### What to produce
Render every entry exactly as it appears.

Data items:
_ _ _ _

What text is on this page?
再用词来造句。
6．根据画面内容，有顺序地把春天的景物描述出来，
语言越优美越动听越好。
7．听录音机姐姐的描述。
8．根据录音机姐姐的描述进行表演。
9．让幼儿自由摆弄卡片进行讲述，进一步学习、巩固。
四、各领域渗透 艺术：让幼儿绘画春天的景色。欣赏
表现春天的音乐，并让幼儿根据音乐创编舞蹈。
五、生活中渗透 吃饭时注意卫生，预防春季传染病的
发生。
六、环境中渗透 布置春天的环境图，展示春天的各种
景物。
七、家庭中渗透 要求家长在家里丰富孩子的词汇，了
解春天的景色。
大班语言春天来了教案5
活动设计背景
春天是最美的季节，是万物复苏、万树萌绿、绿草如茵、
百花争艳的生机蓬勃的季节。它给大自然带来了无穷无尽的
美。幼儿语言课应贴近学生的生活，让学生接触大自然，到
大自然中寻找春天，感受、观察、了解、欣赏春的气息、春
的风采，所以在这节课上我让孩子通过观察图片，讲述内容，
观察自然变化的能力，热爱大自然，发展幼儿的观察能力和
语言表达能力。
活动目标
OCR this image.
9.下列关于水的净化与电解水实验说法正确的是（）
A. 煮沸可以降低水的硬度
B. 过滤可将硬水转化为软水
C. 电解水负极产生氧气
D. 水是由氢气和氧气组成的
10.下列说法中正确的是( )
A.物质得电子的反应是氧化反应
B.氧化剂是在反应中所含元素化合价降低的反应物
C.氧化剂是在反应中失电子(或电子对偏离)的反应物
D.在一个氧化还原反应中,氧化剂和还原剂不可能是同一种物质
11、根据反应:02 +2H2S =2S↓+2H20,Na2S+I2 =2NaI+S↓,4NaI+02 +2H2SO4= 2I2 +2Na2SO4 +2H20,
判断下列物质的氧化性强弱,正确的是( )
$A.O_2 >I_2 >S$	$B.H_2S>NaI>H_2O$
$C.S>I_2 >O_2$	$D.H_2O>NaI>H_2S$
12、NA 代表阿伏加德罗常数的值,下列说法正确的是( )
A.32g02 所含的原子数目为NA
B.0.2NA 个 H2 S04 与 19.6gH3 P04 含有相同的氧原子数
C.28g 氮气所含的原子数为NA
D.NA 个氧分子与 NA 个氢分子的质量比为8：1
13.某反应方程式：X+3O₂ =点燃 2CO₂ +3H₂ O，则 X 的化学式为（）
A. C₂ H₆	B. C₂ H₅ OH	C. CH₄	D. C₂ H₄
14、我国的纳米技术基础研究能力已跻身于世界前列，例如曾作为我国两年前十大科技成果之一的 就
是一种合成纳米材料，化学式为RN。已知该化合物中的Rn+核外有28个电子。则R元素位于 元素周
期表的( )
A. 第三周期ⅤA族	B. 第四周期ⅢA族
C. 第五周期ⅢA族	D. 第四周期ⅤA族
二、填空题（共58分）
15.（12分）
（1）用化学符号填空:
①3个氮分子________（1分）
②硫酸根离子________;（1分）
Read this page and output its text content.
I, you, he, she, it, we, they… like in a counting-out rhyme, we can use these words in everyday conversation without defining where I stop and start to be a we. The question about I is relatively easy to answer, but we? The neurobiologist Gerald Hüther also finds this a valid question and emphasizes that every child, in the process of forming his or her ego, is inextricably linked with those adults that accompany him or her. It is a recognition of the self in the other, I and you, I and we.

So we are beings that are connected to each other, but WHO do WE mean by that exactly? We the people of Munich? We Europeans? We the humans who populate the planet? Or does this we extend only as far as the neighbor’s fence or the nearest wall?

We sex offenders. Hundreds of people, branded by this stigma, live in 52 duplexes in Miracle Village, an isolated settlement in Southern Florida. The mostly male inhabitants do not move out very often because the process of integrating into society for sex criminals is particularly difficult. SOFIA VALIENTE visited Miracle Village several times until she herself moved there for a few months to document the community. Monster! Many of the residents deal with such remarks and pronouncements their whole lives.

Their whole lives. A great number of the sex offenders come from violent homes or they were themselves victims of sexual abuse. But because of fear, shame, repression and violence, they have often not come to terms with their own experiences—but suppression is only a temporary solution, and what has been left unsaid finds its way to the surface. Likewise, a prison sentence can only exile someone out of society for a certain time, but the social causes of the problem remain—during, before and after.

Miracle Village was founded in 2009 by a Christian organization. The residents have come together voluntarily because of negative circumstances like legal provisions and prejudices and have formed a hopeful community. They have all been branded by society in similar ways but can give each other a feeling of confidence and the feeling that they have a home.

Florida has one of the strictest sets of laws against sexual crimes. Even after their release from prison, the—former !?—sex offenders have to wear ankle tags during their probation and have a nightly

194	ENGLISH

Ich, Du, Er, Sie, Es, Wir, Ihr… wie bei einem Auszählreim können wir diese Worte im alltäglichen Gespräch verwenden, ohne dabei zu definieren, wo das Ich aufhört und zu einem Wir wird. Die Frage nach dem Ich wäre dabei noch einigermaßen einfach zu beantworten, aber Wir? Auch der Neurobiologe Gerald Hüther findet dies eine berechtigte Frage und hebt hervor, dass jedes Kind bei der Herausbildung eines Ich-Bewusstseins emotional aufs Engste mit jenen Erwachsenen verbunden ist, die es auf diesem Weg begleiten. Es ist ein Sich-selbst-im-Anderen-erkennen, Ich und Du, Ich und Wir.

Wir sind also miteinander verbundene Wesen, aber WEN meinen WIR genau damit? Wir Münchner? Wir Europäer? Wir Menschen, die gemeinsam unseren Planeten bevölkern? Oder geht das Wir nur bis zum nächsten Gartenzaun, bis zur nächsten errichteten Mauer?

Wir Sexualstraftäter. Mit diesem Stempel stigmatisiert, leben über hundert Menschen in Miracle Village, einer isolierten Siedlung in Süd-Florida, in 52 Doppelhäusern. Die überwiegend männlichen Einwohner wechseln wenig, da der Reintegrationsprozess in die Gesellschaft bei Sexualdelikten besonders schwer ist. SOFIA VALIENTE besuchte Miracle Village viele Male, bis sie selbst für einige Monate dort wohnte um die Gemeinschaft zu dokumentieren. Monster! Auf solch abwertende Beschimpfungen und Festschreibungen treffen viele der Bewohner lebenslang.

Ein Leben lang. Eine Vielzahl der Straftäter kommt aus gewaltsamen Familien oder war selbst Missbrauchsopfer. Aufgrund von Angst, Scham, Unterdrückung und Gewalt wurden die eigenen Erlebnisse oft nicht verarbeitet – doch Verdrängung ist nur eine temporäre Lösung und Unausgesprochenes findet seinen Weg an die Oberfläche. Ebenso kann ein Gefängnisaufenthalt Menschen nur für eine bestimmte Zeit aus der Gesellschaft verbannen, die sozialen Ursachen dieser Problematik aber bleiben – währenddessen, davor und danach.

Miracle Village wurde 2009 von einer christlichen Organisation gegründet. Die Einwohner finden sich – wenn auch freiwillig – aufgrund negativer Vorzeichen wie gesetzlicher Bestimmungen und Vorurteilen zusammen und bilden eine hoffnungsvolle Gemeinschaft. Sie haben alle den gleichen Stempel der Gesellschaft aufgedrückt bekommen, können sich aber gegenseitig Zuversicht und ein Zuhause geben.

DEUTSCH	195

_ _ _ _

### Final answer
What text is on this page?
再用词来造句。
6．根据画面内容，有顺序地把春天的景物描述出来，
语言越优美越动听越好。
7．听录音机姐姐的描述。
8．根据录音机姐姐的描述进行表演。
9．让幼儿自由摆弄卡片进行讲述，进一步学习、巩固。
四、各领域渗透 艺术：让幼儿绘画春天的景色。欣赏
表现春天的音乐，并让幼儿根据音乐创编舞蹈。
五、生活中渗透 吃饭时注意卫生，预防春季传染病的
发生。
六、环境中渗透 布置春天的环境图，展示春天的各种
景物。
七、家庭中渗透 要求家长在家里丰富孩子的词汇，了
解春天的景色。
大班语言春天来了教案5
活动设计背景
春天是最美的季节，是万物复苏、万树萌绿、绿草如茵、
百花争艳的生机蓬勃的季节。它给大自然带来了无穷无尽的
美。幼儿语言课应贴近学生的生活，让学生接触大自然，到
大自然中寻找春天，感受、观察、了解、欣赏春的气息、春
的风采，所以在这节课上我让孩子通过观察图片，讲述内容，
观察自然变化的能力，热爱大自然，发展幼儿的观察能力和
语言表达能力。
活动目标
OCR this image.
9.下列关于水的净化与电解水实验说法正确的是（）
A. 煮沸可以降低水的硬度
B. 过滤可将硬水转化为软水
C. 电解水负极产生氧气
D. 水是由氢气和氧气组成的
10.下列说法中正确的是( )
A.物质得电子的反应是氧化反应
B.氧化剂是在反应中所含元素化合价降低的反应物
C.氧化剂是在反应中失电子(或电子对偏离)的反应物
D.在一个氧化还原反应中,氧化剂和还原剂不可能是同一种物质
11、根据反应:02 +2H2S =2S↓+2H20,Na2S+I2 =2NaI+S↓,4NaI+02 +2H2SO4= 2I2 +2Na2SO4 +2H20,
判断下列物质的氧化性强弱,正确的是( )
$A.O_2 >I_2 >S$	$B.H_2S>NaI>H_2O$
$C.S>I_2 >O_2$	$D.H_2O>NaI>H_2S$
12、NA 代表阿伏加德罗常数的值,下列说法正确的是( )
A.32g02 所含的原子数目为NA
B.0.2NA 个 H2 S04 与 19.6gH3 P04 含有相同的氧原子数
C.28g 氮气所含的原子数为NA
D.NA 个氧分子与 NA 个氢分子的质量比为8：1
13.某反应方程式：X+3O₂ =点燃 2CO₂ +3H₂ O，则 X 的化学式为（）
A. C₂ H₆	B. C₂ H₅ OH	C. CH₄	D. C₂ H₄
14、我国的纳米技术基础研究能力已跻身于世界前列，例如曾作为我国两年前十大科技成果之一的 就
是一种合成纳米材料，化学式为RN。已知该化合物中的Rn+核外有28个电子。则R元素位于 元素周
期表的( )
A. 第三周期ⅤA族	B. 第四周期ⅢA族
C. 第五周期ⅢA族	D. 第四周期ⅤA族
二、填空题（共58分）
15.（12分）
（1）用化学符号填空:
①3个氮分子________（1分）
②硫酸根离子________;（1分）
Read this page and output its text content.
I, you, he, she, it, we, they… like in a counting-out rhyme, we can use these words in everyday conversation without defining where I stop and start to be a we. The question about I is relatively easy to answer, but we? The neurobiologist Gerald Hüther also finds this a valid question and emphasizes that every child, in the process of forming his or her ego, is inextricably linked with those adults that accompany him or her. It is a recognition of the self in the other, I and you, I and we.

So we are beings that are connected to each other, but WHO do WE mean by that exactly? We the people of Munich? We Europeans? We the humans who populate the planet? Or does this we extend only as far as the neighbor’s fence or the nearest wall?

We sex offenders. Hundreds of people, branded by this stigma, live in 52 duplexes in Miracle Village, an isolated settlement in Southern Florida. The mostly male inhabitants do not move out very often because the process of integrating into society for sex criminals is particularly difficult. SOFIA VALIENTE visited Miracle Village several times until she herself moved there for a few months to document the community. Monster! Many of the residents deal with such remarks and pronouncements their whole lives.

Their whole lives. A great number of the sex offenders come from violent homes or they were themselves victims of sexual abuse. But because of fear, shame, repression and violence, they have often not come to terms with their own experiences—but suppression is only a temporary solution, and what has been left unsaid finds its way to the surface. Likewise, a prison sentence can only exile someone out of society for a certain time, but the social causes of the problem remain—during, before and after.

Miracle Village was founded in 2009 by a Christian organization. The residents have come together voluntarily because of negative circumstances like legal provisions and prejudices and have formed a hopeful community. They have all been branded by society in similar ways but can give each other a feeling of confidence and the feeling that they have a home.

Florida has one of the strictest sets of laws against sexual crimes. Even after their release from prison, the—former !?—sex offenders have to wear ankle tags during their probation and have a nightly

194	ENGLISH

Ich, Du, Er, Sie, Es, Wir, Ihr… wie bei einem Auszählreim können wir diese Worte im alltäglichen Gespräch verwenden, ohne dabei zu definieren, wo das Ich aufhört und zu einem Wir wird. Die Frage nach dem Ich wäre dabei noch einigermaßen einfach zu beantworten, aber Wir? Auch der Neurobiologe Gerald Hüther findet dies eine berechtigte Frage und hebt hervor, dass jedes Kind bei der Herausbildung eines Ich-Bewusstseins emotional aufs Engste mit jenen Erwachsenen verbunden ist, die es auf diesem Weg begleiten. Es ist ein Sich-selbst-im-Anderen-erkennen, Ich und Du, Ich und Wir.

Wir sind also miteinander verbundene Wesen, aber WEN meinen WIR genau damit? Wir Münchner? Wir Europäer? Wir Menschen, die gemeinsam unseren Planeten bevölkern? Oder geht das Wir nur bis zum nächsten Gartenzaun, bis zur nächsten errichteten Mauer?

Wir Sexualstraftäter. Mit diesem Stempel stigmatisiert, leben über hundert Menschen in Miracle Village, einer isolierten Siedlung in Süd-Florida, in 52 Doppelhäusern. Die überwiegend männlichen Einwohner wechseln wenig, da der Reintegrationsprozess in die Gesellschaft bei Sexualdelikten besonders schwer ist. SOFIA VALIENTE besuchte Miracle Village viele Male, bis sie selbst für einige Monate dort wohnte um die Gemeinschaft zu dokumentieren. Monster! Auf solch abwertende Beschimpfungen und Festschreibungen treffen viele der Bewohner lebenslang.

Ein Leben lang. Eine Vielzahl der Straftäter kommt aus gewaltsamen Familien oder war selbst Missbrauchsopfer. Aufgrund von Angst, Scham, Unterdrückung und Gewalt wurden die eigenen Erlebnisse oft nicht verarbeitet – doch Verdrängung ist nur eine temporäre Lösung und Unausgesprochenes findet seinen Weg an die Oberfläche. Ebenso kann ein Gefängnisaufenthalt Menschen nur für eine bestimmte Zeit aus der Gesellschaft verbannen, die sozialen Ursachen dieser Problematik aber bleiben – währenddessen, davor und danach.

Miracle Village wurde 2009 von einer christlichen Organisation gegründet. Die Einwohner finden sich – wenn auch freiwillig – aufgrund negativer Vorzeichen wie gesetzlicher Bestimmungen und Vorurteilen zusammen und bilden eine hoffnungsvolle Gemeinschaft. Sie haben alle den gleichen Stempel der Gesellschaft aufgedrückt bekommen, können sich aber gegenseitig Zuversicht und ein Zuhause geben.

DEUTSCH	195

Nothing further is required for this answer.